[Data entries]
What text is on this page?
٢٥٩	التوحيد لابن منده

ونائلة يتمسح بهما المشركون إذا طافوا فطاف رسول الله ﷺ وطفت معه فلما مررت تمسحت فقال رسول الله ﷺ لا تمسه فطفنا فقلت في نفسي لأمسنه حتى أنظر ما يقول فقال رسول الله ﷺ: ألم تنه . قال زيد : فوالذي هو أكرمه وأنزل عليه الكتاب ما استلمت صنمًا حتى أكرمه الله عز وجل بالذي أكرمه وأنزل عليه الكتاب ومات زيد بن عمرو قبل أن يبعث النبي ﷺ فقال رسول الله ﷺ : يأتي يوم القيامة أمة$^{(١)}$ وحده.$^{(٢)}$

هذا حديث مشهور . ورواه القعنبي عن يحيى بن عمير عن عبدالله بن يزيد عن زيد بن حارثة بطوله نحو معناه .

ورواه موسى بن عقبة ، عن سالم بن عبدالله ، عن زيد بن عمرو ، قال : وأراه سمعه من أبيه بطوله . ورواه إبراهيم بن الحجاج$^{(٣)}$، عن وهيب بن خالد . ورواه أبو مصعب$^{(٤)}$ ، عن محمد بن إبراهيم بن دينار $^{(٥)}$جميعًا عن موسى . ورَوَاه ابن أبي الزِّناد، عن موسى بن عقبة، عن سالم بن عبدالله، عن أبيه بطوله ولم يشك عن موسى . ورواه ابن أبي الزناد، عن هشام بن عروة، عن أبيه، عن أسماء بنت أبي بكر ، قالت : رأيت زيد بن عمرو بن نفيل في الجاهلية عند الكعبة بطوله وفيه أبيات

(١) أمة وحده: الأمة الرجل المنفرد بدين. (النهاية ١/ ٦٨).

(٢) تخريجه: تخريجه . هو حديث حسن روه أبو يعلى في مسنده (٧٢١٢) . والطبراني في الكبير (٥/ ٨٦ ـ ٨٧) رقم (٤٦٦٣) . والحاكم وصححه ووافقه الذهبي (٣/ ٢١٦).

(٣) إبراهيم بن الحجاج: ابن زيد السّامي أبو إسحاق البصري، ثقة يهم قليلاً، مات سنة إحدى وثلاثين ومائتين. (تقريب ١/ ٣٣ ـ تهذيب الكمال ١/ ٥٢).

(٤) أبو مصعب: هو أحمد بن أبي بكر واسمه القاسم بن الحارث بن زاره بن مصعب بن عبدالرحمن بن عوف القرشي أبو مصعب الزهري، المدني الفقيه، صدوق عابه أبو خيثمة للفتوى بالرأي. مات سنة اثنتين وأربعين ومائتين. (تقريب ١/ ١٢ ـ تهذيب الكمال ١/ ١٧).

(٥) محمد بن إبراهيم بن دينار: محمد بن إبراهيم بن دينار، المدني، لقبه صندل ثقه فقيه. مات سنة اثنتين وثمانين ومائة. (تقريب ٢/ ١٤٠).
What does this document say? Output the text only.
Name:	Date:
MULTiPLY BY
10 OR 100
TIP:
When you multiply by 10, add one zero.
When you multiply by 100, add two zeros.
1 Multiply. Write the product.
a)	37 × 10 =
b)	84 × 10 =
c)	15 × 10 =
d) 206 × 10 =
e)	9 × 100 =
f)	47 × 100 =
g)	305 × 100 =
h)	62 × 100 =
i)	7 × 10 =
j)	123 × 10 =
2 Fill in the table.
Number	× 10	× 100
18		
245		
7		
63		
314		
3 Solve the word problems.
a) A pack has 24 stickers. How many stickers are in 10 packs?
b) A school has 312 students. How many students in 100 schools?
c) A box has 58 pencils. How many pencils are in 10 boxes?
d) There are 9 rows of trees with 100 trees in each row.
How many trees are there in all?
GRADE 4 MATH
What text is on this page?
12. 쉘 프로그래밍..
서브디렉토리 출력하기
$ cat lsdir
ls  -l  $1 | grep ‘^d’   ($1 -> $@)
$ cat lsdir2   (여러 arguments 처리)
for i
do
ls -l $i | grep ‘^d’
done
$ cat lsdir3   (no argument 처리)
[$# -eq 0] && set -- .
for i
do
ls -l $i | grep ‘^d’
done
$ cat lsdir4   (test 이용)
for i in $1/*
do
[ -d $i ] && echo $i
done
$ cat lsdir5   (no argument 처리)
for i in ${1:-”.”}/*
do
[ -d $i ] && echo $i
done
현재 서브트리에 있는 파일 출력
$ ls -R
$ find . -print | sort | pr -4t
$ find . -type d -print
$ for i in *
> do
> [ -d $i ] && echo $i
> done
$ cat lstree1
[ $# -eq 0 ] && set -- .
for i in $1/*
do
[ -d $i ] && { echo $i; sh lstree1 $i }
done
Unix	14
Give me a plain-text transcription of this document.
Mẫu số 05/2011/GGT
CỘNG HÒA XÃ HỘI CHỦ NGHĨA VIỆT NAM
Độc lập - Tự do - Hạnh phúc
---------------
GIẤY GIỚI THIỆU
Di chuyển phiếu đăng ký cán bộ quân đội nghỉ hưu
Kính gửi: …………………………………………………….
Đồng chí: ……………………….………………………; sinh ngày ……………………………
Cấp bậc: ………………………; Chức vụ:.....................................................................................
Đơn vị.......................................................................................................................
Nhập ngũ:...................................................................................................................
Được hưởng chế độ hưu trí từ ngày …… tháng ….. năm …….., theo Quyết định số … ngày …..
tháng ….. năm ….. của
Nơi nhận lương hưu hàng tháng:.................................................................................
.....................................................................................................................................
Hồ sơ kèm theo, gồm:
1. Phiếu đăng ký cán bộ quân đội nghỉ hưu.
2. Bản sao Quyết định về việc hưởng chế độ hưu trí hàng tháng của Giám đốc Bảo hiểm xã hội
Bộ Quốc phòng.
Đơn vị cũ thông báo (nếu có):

# [Exercise aim]
Within the listing above, find every line containing the string "When" and return it.

# [Expected output]
When you multiply by 10, add one zero.
When you multiply by 100, add two zeros.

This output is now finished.